Input for this task:
══════════════════════════════
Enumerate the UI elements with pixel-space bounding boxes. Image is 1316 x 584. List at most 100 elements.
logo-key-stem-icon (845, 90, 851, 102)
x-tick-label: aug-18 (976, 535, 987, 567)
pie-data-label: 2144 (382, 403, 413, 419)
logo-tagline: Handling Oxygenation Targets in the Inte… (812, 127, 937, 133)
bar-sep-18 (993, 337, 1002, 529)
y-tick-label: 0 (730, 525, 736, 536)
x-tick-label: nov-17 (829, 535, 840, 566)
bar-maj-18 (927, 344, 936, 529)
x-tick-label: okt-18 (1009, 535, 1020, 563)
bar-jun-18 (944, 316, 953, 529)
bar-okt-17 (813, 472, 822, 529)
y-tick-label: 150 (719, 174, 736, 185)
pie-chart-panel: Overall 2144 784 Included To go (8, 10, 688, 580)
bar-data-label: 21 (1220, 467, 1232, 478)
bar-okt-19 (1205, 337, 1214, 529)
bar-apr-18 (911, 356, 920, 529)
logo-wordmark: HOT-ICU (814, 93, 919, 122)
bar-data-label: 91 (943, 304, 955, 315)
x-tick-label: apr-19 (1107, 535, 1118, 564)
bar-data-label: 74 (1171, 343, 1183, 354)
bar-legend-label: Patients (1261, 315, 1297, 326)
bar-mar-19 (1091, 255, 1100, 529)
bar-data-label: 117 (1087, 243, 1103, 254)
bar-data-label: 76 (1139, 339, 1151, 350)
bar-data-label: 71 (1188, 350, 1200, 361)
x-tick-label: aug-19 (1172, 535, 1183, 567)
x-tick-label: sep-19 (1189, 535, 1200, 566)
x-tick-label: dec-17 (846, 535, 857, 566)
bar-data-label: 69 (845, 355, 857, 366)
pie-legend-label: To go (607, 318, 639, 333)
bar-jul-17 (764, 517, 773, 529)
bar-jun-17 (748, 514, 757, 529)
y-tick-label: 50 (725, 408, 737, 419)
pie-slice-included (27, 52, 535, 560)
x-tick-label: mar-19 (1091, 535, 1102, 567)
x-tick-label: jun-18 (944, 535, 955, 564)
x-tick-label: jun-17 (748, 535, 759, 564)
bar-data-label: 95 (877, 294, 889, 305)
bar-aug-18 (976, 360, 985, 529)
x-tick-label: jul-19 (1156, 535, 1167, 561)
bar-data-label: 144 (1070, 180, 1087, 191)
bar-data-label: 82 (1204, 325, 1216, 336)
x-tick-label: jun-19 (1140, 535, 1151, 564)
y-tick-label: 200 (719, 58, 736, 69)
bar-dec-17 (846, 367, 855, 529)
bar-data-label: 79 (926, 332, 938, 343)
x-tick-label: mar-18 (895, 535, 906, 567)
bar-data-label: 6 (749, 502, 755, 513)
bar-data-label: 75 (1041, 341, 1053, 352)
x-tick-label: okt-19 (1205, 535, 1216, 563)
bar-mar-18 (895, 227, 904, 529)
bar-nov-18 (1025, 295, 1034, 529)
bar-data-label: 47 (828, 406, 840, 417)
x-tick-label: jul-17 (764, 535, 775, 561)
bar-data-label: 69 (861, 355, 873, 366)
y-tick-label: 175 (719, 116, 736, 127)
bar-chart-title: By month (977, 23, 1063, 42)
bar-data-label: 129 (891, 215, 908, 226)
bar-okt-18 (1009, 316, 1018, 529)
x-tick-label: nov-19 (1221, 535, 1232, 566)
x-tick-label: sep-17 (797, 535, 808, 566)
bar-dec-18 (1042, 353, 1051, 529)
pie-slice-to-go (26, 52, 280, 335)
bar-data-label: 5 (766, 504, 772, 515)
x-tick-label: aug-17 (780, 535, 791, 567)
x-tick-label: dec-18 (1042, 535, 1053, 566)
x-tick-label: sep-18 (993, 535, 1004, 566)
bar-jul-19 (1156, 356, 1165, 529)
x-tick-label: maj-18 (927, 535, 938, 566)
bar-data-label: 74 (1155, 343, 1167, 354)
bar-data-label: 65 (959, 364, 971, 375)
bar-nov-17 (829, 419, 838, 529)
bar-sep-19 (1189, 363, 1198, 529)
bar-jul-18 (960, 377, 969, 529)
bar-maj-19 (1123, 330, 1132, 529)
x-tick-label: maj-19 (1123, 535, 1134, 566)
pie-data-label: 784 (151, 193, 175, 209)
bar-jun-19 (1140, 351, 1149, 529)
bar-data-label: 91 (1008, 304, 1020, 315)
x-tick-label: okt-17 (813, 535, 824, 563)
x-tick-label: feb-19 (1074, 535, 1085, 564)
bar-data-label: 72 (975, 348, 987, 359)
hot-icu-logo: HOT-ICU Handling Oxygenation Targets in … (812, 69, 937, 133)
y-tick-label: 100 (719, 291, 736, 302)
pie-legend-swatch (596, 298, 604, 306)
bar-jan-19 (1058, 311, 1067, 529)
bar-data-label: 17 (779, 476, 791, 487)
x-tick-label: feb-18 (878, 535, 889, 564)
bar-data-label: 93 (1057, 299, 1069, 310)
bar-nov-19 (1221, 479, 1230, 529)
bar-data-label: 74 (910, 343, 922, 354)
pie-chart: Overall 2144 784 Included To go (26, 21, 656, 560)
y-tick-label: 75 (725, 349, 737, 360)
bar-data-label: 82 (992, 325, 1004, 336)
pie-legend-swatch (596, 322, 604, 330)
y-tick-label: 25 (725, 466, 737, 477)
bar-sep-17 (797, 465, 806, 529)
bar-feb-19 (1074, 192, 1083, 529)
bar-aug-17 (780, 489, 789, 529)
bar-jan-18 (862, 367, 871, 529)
══════════════════════════════
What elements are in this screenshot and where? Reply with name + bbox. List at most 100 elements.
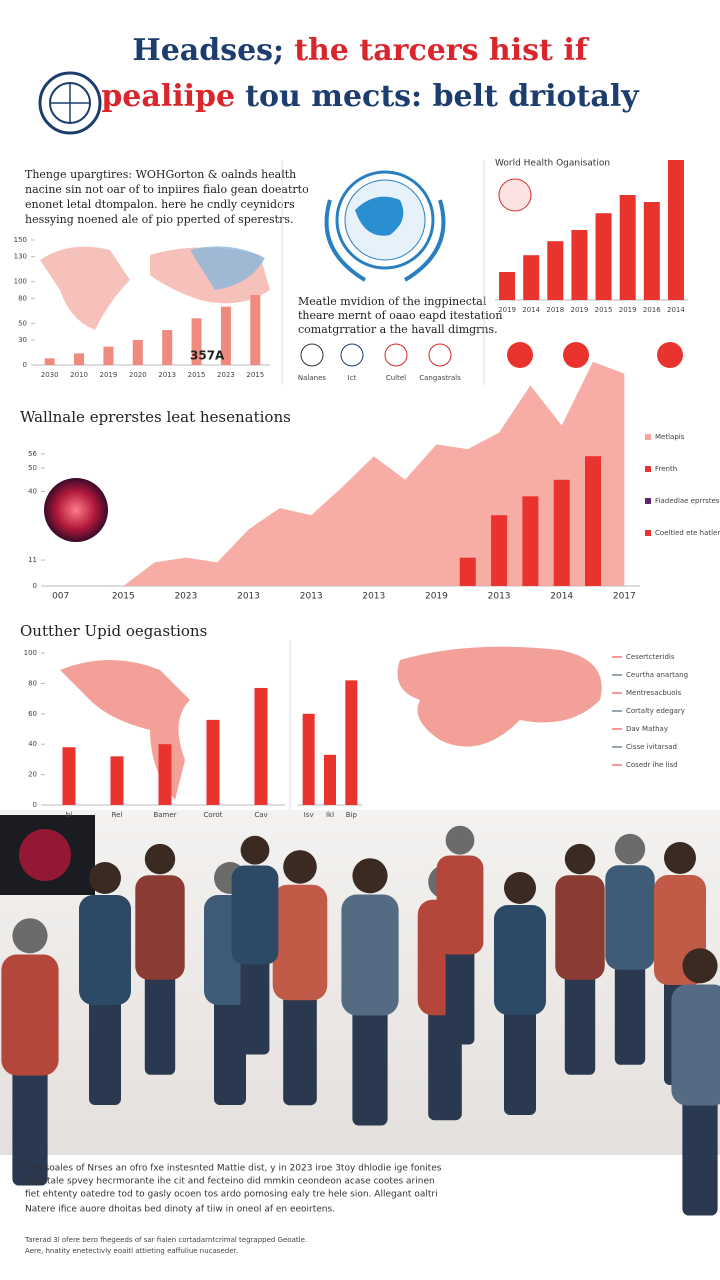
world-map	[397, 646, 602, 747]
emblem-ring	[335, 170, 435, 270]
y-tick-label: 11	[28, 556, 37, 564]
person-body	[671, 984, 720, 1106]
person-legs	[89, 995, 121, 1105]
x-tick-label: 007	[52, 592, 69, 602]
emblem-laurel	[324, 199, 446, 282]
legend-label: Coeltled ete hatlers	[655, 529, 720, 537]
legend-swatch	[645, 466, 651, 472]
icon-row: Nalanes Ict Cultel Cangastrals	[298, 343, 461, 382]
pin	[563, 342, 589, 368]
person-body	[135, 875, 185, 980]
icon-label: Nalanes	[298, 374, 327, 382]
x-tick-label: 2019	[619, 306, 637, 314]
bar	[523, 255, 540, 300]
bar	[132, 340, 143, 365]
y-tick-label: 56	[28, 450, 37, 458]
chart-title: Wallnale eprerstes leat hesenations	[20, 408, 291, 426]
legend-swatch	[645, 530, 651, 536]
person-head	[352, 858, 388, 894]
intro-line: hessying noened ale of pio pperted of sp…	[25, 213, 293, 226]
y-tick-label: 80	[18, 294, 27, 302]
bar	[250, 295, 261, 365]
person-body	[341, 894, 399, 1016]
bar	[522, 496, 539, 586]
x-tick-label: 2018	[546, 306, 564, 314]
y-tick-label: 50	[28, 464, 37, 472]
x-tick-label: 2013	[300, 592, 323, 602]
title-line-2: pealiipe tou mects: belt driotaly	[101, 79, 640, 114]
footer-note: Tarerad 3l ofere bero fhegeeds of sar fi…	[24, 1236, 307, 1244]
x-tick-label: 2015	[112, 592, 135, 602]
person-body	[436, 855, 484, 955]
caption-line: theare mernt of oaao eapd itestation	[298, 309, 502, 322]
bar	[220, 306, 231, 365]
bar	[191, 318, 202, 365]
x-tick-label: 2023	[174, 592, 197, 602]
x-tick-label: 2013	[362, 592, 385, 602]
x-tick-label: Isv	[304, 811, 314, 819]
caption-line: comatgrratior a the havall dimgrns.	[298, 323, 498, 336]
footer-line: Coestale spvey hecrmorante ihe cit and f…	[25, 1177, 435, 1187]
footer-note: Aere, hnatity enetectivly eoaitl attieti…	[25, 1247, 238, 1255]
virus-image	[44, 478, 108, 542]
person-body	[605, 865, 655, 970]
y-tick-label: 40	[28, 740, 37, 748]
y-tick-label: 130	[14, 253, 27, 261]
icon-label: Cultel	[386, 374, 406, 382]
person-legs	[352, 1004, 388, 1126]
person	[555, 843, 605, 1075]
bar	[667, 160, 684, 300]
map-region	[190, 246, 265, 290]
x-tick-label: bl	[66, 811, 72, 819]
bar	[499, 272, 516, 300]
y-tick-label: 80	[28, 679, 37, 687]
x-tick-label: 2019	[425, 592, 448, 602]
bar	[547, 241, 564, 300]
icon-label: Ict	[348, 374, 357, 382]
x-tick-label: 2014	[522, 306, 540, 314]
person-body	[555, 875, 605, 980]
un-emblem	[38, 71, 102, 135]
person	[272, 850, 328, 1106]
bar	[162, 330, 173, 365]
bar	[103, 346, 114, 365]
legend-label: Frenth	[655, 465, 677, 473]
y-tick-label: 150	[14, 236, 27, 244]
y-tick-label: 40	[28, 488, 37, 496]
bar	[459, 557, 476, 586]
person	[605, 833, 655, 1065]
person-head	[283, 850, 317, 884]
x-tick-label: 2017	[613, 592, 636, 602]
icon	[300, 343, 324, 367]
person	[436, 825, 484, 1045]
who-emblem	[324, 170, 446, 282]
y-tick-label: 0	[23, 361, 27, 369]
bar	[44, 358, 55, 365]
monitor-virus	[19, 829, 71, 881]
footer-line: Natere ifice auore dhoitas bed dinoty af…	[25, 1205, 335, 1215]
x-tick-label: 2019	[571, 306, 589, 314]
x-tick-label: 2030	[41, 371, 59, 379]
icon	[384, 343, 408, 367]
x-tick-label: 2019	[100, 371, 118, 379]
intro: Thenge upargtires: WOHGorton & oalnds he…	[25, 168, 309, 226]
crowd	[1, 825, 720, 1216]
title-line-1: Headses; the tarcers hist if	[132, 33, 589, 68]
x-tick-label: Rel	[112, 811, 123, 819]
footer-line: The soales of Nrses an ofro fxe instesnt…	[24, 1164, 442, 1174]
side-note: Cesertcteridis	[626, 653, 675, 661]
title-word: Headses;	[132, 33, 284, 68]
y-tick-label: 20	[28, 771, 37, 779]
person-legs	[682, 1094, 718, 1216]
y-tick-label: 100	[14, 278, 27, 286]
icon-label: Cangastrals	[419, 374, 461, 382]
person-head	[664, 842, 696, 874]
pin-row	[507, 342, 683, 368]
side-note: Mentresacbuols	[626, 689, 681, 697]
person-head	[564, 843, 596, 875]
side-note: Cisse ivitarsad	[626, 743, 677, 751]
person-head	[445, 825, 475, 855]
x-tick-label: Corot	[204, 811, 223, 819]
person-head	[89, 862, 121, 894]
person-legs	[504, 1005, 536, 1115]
══════════════════════════════
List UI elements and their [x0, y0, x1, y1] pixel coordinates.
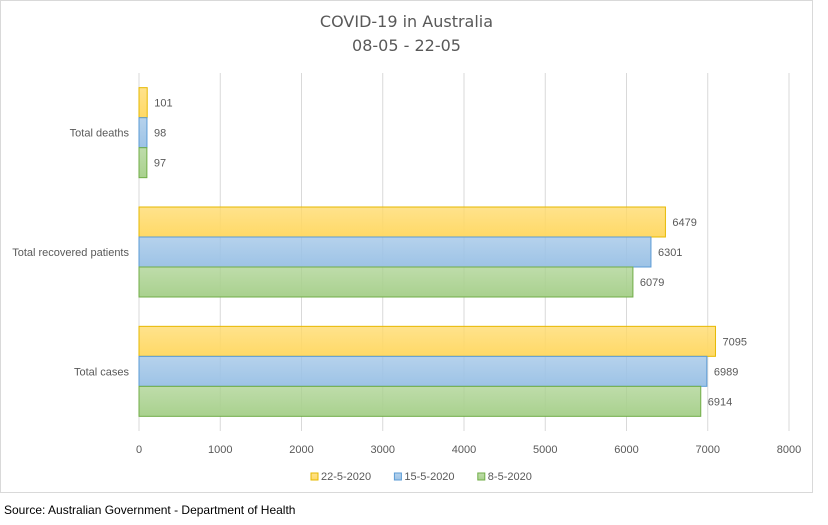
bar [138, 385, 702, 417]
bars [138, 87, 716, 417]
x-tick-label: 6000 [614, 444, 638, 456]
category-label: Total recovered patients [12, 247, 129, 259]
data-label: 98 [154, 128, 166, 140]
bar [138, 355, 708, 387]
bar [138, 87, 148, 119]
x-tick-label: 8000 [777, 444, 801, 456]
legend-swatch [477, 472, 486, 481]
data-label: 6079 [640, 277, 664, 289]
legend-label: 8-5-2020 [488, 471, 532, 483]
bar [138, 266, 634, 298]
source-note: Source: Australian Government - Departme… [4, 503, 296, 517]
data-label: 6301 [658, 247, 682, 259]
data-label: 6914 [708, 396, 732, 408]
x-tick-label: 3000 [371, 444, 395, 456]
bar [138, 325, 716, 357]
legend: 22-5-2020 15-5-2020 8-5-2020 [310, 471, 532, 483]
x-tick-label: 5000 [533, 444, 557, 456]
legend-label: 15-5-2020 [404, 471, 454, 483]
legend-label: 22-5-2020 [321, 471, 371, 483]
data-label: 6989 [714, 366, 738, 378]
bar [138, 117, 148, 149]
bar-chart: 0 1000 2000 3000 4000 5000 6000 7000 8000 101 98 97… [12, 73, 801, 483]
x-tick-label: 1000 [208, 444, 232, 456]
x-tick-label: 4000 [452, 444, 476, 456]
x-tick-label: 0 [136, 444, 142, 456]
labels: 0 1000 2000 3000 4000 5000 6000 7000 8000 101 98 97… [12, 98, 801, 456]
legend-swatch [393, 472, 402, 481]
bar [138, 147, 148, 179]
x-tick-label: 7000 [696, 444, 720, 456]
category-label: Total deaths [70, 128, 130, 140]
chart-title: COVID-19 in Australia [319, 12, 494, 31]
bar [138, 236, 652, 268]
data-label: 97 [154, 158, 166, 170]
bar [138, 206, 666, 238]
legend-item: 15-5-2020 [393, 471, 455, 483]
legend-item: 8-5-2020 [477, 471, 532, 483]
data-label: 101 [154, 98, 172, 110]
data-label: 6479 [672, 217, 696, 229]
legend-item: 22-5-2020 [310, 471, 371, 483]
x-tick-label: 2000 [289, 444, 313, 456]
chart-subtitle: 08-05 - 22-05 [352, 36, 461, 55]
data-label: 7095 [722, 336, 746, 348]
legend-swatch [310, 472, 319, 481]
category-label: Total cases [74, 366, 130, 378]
══════════════════════════════
Copy the lines from the entries above in which the word "body" appears.

person-body	[671, 984, 720, 1106]
person-body	[135, 875, 185, 980]
person-body	[341, 894, 399, 1016]
person-body	[436, 855, 484, 955]
person-body	[605, 865, 655, 970]
person-body	[555, 875, 605, 980]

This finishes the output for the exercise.